DIRECTIONS – Gather all lines with "level" from the records.

EXCERPTED DATA –
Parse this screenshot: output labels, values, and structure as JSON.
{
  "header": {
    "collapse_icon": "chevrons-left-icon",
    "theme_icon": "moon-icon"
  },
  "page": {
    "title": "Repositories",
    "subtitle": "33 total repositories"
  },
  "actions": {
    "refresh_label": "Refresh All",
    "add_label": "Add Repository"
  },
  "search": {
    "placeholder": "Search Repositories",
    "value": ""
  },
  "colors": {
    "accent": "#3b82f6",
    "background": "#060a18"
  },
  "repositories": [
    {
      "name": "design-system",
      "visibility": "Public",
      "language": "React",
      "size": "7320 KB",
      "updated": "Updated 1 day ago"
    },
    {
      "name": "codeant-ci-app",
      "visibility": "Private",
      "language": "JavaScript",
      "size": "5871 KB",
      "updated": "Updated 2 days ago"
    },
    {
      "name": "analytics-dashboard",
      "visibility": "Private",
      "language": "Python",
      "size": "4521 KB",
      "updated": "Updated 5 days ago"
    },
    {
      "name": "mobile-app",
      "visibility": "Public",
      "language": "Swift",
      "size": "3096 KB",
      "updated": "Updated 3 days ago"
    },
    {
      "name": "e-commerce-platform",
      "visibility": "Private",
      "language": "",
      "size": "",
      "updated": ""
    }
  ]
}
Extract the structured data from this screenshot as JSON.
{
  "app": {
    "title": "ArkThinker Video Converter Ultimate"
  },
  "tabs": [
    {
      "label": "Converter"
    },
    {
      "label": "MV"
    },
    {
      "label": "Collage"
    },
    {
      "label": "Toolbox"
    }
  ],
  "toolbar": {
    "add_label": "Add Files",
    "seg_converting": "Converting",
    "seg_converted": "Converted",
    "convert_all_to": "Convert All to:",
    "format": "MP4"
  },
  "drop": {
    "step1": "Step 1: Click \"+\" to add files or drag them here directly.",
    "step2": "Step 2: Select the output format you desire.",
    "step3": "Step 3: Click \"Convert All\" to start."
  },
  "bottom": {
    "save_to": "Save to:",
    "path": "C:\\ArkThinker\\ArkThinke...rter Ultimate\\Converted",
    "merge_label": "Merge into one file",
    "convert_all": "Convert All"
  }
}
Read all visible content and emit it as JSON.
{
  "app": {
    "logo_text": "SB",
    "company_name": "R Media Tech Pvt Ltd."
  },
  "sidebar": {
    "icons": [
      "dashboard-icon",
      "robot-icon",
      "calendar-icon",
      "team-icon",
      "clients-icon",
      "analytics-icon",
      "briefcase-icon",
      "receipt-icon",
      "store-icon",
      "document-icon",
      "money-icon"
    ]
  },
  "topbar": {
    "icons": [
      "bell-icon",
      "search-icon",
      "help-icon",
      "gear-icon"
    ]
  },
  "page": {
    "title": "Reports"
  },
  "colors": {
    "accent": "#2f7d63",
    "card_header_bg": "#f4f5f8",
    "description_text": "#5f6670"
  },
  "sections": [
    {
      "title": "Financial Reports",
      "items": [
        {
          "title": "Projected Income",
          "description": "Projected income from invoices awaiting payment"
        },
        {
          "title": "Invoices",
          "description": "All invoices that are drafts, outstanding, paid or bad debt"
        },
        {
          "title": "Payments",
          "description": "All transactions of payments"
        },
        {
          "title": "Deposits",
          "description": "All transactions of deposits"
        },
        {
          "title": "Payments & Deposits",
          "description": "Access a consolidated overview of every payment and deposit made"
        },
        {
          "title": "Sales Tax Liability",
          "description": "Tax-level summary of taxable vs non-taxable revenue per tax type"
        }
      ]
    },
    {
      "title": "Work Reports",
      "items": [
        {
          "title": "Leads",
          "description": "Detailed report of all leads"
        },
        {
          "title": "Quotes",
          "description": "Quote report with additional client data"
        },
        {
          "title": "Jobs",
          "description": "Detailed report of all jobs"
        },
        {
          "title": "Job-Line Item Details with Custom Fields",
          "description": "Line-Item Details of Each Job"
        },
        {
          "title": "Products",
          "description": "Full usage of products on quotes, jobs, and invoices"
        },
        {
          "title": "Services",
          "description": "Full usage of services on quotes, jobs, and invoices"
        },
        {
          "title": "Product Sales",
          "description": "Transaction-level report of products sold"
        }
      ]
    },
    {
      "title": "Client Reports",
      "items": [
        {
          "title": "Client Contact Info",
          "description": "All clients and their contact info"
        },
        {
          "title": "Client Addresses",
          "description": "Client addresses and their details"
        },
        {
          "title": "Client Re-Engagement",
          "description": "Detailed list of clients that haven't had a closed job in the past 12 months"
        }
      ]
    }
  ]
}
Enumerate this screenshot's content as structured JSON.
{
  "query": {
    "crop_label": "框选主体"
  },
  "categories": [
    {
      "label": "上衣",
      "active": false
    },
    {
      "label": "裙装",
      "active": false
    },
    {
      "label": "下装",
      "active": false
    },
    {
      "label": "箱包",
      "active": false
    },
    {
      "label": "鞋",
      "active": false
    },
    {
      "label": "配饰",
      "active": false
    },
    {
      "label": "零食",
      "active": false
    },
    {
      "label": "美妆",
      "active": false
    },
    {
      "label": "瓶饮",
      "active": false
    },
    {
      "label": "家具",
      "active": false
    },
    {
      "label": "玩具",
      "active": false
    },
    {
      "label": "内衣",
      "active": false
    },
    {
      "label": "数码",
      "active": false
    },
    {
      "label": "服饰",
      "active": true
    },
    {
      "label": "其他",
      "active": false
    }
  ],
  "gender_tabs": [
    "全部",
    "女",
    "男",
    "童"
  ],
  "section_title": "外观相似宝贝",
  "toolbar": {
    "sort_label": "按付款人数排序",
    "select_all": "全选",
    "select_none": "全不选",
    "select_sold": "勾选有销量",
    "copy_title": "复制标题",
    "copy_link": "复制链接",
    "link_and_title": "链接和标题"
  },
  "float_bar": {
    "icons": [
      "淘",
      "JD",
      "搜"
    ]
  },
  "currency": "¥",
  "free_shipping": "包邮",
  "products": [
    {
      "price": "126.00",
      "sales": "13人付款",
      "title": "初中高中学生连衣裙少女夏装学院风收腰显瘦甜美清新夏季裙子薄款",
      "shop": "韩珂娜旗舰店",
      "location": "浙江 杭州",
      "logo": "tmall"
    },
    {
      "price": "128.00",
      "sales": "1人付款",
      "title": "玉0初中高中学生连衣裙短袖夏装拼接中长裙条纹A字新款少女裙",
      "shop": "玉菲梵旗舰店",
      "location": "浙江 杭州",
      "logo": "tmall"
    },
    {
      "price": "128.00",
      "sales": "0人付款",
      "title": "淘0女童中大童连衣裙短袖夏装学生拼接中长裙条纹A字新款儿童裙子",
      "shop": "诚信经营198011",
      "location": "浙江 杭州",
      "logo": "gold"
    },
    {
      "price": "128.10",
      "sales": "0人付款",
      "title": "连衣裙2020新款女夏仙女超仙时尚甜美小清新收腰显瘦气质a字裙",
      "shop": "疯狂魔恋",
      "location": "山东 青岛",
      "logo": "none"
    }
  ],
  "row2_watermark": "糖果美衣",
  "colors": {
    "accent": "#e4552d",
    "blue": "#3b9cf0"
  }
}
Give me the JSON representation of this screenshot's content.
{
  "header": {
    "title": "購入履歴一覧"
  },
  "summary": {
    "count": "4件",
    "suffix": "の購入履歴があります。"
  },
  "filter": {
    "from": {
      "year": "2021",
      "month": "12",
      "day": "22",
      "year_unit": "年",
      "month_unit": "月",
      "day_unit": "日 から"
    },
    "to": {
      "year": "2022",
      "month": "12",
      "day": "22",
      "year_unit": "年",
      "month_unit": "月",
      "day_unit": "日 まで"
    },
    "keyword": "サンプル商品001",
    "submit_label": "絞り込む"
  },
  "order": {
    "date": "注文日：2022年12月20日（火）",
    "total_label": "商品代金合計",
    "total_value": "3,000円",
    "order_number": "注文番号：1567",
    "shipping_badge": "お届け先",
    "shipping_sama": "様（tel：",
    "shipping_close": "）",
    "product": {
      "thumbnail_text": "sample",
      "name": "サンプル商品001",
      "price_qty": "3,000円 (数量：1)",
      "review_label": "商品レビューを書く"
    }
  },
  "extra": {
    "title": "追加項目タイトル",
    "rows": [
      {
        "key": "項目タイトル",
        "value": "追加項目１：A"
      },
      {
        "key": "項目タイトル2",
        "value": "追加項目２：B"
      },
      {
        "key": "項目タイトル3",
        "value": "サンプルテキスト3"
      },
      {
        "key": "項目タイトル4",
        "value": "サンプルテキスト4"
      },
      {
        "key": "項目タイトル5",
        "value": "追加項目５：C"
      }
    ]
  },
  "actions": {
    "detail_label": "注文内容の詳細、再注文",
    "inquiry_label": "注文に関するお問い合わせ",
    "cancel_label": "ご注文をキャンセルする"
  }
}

RESULT –
          "description": "Tax-level summary of taxable vs non-taxable revenue per tax type"
          "description": "Transaction-level report of products sold"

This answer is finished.